Written request: Below are entries. Pull out all lines containing "system".

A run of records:
★ ★ ★ ★ ★
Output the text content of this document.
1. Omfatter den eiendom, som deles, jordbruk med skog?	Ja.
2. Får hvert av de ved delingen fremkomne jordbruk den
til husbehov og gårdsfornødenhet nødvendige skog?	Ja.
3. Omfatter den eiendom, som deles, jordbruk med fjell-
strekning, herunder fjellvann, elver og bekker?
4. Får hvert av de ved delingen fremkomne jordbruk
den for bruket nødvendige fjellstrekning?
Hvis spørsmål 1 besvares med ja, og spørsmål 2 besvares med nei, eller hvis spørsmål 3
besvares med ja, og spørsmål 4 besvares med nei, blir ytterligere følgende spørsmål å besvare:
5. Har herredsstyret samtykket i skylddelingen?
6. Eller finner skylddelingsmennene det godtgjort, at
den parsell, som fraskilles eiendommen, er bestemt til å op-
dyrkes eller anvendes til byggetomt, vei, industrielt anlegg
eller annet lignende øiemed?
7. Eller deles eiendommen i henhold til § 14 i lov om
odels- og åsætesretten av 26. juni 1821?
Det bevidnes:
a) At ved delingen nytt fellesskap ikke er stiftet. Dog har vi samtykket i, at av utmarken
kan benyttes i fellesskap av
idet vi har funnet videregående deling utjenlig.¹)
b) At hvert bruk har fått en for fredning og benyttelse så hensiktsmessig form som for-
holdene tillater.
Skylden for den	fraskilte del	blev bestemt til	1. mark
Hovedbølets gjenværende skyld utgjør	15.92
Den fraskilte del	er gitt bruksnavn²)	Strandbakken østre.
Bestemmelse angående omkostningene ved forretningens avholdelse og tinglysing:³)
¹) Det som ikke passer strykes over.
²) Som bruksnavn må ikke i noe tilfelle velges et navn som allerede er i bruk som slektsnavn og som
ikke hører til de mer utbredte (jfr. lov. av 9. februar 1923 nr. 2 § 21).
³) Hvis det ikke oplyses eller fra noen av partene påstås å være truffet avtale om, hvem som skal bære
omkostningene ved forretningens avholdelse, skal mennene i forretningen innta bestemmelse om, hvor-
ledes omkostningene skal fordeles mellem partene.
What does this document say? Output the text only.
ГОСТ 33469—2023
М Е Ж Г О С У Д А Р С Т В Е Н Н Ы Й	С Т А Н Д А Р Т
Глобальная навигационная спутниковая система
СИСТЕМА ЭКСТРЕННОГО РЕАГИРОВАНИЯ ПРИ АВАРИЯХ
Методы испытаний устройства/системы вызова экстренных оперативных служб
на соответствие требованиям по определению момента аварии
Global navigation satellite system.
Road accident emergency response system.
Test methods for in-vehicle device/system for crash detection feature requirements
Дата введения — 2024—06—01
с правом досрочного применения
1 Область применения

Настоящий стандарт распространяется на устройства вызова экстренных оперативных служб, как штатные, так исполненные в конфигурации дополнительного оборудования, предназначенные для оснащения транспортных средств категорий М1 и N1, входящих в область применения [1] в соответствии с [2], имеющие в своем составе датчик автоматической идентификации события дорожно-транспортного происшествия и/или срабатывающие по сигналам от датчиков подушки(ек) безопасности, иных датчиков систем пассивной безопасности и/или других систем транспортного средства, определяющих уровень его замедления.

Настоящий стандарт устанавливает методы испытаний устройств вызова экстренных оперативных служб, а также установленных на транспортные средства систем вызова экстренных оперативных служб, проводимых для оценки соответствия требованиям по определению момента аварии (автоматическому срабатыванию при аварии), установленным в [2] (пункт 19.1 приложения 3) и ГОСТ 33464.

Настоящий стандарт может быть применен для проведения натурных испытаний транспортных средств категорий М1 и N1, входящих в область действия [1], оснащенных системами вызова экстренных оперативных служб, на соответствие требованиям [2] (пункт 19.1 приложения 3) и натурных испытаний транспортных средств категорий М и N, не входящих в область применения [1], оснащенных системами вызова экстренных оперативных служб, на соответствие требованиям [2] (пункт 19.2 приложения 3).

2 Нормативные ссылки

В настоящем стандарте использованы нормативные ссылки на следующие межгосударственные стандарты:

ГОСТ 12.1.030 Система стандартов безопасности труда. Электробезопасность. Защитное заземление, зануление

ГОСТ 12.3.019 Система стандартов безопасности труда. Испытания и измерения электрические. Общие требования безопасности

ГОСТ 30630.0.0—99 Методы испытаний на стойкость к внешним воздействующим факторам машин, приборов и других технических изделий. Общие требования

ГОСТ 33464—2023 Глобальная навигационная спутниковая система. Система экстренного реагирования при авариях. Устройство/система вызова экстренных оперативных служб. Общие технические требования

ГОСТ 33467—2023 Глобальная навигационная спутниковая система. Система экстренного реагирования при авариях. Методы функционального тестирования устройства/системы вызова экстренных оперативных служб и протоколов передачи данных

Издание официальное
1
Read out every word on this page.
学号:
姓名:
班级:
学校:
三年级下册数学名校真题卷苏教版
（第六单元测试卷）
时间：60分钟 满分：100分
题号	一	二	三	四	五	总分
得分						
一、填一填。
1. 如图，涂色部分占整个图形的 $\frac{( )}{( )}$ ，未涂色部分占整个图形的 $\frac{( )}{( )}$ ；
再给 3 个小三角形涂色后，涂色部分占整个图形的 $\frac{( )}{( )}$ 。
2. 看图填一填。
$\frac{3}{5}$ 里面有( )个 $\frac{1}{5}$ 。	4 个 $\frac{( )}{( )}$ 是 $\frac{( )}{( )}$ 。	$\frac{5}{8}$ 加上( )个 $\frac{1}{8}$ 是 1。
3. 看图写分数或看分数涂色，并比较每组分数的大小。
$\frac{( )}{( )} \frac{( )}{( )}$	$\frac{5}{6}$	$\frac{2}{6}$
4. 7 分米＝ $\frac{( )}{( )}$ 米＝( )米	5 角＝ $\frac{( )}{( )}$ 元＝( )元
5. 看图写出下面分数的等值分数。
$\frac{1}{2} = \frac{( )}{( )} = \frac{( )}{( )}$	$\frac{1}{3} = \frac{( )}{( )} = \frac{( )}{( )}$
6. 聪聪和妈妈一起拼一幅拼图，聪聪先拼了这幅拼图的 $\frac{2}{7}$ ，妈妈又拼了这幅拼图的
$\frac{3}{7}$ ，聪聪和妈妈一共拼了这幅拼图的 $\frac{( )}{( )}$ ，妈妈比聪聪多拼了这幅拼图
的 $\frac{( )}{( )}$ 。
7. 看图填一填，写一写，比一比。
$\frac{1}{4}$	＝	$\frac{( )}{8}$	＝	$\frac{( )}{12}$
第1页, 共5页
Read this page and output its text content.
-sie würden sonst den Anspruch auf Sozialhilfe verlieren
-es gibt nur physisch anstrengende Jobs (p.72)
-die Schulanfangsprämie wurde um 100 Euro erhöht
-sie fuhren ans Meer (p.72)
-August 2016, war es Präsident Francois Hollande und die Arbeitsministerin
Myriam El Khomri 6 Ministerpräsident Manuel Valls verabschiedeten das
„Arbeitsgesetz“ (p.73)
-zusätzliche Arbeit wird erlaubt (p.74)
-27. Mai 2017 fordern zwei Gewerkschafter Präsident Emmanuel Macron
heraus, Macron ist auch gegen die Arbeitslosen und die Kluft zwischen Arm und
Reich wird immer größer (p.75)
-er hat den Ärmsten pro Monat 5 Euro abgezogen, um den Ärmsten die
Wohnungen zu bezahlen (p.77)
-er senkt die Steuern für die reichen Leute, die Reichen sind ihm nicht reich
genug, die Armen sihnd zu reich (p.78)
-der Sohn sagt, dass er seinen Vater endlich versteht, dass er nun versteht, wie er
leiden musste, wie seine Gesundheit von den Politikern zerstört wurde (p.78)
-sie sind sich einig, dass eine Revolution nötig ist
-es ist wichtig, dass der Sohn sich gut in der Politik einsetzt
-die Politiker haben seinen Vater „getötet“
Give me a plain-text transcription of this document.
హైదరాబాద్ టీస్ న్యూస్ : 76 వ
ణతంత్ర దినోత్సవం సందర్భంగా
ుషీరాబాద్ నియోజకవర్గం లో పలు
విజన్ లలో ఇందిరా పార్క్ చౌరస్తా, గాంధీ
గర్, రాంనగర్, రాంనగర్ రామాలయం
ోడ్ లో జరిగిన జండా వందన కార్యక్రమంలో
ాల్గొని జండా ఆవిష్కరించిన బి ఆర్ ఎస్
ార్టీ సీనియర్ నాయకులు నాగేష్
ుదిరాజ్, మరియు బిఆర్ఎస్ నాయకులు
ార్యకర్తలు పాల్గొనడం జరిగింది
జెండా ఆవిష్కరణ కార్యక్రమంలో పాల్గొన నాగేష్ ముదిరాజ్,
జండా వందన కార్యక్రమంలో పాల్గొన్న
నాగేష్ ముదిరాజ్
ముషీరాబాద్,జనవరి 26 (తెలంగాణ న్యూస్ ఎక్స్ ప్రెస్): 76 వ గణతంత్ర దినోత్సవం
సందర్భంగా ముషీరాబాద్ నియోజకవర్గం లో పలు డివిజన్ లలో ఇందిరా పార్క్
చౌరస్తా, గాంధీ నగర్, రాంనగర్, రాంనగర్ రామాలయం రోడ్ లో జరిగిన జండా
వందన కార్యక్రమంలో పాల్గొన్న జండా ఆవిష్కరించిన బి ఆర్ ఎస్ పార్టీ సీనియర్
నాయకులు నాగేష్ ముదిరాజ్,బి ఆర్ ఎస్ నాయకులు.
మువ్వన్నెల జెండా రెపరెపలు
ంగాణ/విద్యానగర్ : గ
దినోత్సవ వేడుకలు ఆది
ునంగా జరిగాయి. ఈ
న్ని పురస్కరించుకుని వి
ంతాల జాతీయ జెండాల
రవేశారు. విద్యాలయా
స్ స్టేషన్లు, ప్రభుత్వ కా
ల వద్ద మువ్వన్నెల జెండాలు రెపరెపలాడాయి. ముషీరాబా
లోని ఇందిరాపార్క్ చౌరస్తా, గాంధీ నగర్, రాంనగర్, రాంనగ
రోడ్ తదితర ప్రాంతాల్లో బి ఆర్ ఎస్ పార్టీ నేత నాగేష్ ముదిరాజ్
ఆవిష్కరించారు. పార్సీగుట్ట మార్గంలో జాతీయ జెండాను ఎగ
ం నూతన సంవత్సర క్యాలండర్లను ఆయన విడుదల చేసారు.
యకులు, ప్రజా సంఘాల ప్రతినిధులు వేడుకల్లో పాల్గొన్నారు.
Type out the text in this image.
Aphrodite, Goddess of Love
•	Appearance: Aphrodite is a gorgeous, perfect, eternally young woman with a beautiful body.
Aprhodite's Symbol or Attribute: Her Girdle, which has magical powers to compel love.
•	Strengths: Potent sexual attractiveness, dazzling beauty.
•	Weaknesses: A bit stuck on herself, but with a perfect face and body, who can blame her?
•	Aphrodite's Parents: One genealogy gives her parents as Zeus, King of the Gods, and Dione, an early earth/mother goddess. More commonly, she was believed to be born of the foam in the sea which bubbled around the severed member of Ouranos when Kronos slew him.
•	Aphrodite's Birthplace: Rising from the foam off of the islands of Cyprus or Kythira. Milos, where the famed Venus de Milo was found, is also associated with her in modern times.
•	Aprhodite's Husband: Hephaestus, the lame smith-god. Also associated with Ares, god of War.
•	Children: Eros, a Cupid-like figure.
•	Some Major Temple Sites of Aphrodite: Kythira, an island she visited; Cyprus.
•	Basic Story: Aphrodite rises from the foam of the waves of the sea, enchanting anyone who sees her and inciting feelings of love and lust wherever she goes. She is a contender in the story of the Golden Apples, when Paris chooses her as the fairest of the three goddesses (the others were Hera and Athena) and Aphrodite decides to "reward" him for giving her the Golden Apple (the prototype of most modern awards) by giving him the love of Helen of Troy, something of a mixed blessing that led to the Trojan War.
★ ★ ★ ★ ★
Solution to the problem:
Global navigation satellite system.
Road accident emergency response system.
Test methods for in-vehicle device/system for crash detection feature requirements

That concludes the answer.